>> Start

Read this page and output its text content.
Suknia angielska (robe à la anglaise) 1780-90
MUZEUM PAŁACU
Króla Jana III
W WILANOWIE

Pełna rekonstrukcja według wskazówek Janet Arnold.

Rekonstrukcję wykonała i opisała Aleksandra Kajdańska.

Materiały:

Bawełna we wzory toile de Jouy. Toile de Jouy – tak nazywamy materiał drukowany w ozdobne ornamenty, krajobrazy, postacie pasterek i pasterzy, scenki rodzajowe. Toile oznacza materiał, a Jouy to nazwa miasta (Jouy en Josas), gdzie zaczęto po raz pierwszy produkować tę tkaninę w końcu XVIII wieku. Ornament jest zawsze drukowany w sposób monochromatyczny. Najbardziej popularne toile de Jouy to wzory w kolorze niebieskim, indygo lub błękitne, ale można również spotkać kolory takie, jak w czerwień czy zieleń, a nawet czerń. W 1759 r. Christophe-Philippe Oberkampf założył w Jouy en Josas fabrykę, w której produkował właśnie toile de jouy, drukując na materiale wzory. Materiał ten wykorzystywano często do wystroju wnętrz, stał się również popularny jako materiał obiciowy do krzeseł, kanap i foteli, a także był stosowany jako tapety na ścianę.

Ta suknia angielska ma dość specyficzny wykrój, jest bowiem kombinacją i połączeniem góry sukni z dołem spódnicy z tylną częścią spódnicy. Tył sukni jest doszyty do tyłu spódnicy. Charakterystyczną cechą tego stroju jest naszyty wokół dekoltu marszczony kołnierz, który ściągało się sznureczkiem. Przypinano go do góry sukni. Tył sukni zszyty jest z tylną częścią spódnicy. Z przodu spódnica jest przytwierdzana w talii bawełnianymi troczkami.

>> End

Can you restate every record above word for word?

Read this page and output its text content.
Suknia angielska (robe à la anglaise) 1780-90
MUZEUM PAŁACU
Króla Jana III
W WILANOWIE

Pełna rekonstrukcja według wskazówek Janet Arnold.

Rekonstrukcję wykonała i opisała Aleksandra Kajdańska.

Materiały:

Bawełna we wzory toile de Jouy. Toile de Jouy – tak nazywamy materiał drukowany w ozdobne ornamenty, krajobrazy, postacie pasterek i pasterzy, scenki rodzajowe. Toile oznacza materiał, a Jouy to nazwa miasta (Jouy en Josas), gdzie zaczęto po raz pierwszy produkować tę tkaninę w końcu XVIII wieku. Ornament jest zawsze drukowany w sposób monochromatyczny. Najbardziej popularne toile de Jouy to wzory w kolorze niebieskim, indygo lub błękitne, ale można również spotkać kolory takie, jak w czerwień czy zieleń, a nawet czerń. W 1759 r. Christophe-Philippe Oberkampf założył w Jouy en Josas fabrykę, w której produkował właśnie toile de jouy, drukując na materiale wzory. Materiał ten wykorzystywano często do wystroju wnętrz, stał się również popularny jako materiał obiciowy do krzeseł, kanap i foteli, a także był stosowany jako tapety na ścianę.

Ta suknia angielska ma dość specyficzny wykrój, jest bowiem kombinacją i połączeniem góry sukni z dołem spódnicy z tylną częścią spódnicy. Tył sukni jest doszyty do tyłu spódnicy. Charakterystyczną cechą tego stroju jest naszyty wokół dekoltu marszczony kołnierz, który ściągało się sznureczkiem. Przypinano go do góry sukni. Tył sukni zszyty jest z tylną częścią spódnicy. Z przodu spódnica jest przytwierdzana w talii bawełnianymi troczkami.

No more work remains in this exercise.